### WHAT IS BEING ASKED
Copy the items word for word, starting at the first line and ending at the line that contains "table-row: Sam Oyelaran", with both of those lines included.

▬▬▬

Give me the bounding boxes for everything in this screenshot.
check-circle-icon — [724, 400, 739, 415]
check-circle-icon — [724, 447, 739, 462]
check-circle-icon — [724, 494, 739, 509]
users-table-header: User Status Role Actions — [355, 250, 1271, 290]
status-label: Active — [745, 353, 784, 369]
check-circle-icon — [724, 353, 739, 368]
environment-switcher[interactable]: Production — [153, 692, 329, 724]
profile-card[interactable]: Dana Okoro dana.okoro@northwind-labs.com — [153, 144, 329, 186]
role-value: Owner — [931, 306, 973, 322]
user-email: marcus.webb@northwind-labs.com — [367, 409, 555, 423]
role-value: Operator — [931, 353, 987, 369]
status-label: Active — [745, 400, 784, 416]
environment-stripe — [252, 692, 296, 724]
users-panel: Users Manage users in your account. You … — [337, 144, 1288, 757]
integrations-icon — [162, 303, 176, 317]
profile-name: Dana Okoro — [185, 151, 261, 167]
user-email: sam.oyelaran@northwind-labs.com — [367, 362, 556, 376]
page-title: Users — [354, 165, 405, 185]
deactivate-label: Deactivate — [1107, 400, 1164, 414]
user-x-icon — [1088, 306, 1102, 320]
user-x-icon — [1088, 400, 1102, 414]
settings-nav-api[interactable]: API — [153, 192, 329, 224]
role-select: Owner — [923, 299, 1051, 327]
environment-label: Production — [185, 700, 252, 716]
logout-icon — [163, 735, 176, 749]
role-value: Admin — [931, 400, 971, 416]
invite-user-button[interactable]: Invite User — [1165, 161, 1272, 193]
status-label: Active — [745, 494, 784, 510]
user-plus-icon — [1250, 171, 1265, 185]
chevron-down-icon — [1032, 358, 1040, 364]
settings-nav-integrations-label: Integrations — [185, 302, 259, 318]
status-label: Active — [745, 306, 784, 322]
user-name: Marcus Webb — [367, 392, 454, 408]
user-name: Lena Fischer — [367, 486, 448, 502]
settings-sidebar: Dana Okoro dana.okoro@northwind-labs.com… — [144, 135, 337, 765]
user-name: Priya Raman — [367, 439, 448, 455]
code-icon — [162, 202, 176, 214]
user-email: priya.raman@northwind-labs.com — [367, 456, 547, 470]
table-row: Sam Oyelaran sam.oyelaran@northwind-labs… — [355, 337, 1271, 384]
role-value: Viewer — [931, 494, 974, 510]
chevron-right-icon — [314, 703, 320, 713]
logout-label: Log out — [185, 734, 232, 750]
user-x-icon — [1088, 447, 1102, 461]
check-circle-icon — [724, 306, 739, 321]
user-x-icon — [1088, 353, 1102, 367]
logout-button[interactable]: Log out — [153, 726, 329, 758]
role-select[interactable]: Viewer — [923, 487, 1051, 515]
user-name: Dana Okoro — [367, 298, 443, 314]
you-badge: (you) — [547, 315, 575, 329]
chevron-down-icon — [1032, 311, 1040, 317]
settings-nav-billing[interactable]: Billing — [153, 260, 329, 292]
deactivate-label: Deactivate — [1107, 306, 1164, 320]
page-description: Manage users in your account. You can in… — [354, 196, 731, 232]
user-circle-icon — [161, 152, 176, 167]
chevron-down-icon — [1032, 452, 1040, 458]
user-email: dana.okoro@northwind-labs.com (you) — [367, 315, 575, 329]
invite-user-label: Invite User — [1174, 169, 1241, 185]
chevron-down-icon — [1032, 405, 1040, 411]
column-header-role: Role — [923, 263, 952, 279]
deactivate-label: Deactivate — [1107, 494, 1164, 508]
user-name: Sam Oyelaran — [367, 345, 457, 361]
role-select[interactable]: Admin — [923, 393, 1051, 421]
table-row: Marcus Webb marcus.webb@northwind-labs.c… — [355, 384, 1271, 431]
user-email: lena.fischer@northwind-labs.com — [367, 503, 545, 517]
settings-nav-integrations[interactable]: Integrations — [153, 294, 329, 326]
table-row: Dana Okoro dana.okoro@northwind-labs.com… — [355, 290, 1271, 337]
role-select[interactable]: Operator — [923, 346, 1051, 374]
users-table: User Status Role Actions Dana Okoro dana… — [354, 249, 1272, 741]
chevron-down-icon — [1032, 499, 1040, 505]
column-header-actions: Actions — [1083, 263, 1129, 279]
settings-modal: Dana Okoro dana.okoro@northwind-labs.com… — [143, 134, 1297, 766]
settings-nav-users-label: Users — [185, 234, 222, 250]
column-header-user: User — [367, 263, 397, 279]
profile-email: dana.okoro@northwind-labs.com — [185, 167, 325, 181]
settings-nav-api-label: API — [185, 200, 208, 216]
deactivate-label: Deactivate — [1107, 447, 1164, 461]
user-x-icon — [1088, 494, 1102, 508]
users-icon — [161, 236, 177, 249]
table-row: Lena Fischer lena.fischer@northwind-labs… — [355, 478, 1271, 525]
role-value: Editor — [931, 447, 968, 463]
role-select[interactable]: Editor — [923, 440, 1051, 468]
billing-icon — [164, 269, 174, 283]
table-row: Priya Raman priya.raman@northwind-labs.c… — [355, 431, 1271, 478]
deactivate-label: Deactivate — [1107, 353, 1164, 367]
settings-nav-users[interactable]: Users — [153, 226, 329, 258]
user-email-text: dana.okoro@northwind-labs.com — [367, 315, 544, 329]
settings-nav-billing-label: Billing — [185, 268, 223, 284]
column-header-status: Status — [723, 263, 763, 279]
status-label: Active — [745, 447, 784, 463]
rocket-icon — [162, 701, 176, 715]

▬▬▬

### FINAL RESULT
Give me the bounding boxes for everything in this screenshot.
check-circle-icon — [724, 400, 739, 415]
check-circle-icon — [724, 447, 739, 462]
check-circle-icon — [724, 494, 739, 509]
users-table-header: User Status Role Actions — [355, 250, 1271, 290]
status-label: Active — [745, 353, 784, 369]
check-circle-icon — [724, 353, 739, 368]
environment-switcher[interactable]: Production — [153, 692, 329, 724]
profile-card[interactable]: Dana Okoro dana.okoro@northwind-labs.com — [153, 144, 329, 186]
role-value: Owner — [931, 306, 973, 322]
user-email: marcus.webb@northwind-labs.com — [367, 409, 555, 423]
role-value: Operator — [931, 353, 987, 369]
status-label: Active — [745, 400, 784, 416]
environment-stripe — [252, 692, 296, 724]
users-panel: Users Manage users in your account. You … — [337, 144, 1288, 757]
integrations-icon — [162, 303, 176, 317]
profile-name: Dana Okoro — [185, 151, 261, 167]
user-email: sam.oyelaran@northwind-labs.com — [367, 362, 556, 376]
page-title: Users — [354, 165, 405, 185]
deactivate-label: Deactivate — [1107, 400, 1164, 414]
user-x-icon — [1088, 306, 1102, 320]
user-x-icon — [1088, 400, 1102, 414]
settings-nav-api[interactable]: API — [153, 192, 329, 224]
role-select: Owner — [923, 299, 1051, 327]
environment-label: Production — [185, 700, 252, 716]
logout-icon — [163, 735, 176, 749]
role-value: Admin — [931, 400, 971, 416]
invite-user-button[interactable]: Invite User — [1165, 161, 1272, 193]
status-label: Active — [745, 494, 784, 510]
user-plus-icon — [1250, 171, 1265, 185]
chevron-down-icon — [1032, 358, 1040, 364]
settings-nav-integrations-label: Integrations — [185, 302, 259, 318]
status-label: Active — [745, 306, 784, 322]
user-name: Marcus Webb — [367, 392, 454, 408]
user-name: Lena Fischer — [367, 486, 448, 502]
settings-sidebar: Dana Okoro dana.okoro@northwind-labs.com… — [144, 135, 337, 765]
user-name: Priya Raman — [367, 439, 448, 455]
code-icon — [162, 202, 176, 214]
user-email: priya.raman@northwind-labs.com — [367, 456, 547, 470]
table-row: Sam Oyelaran sam.oyelaran@northwind-labs… — [355, 337, 1271, 384]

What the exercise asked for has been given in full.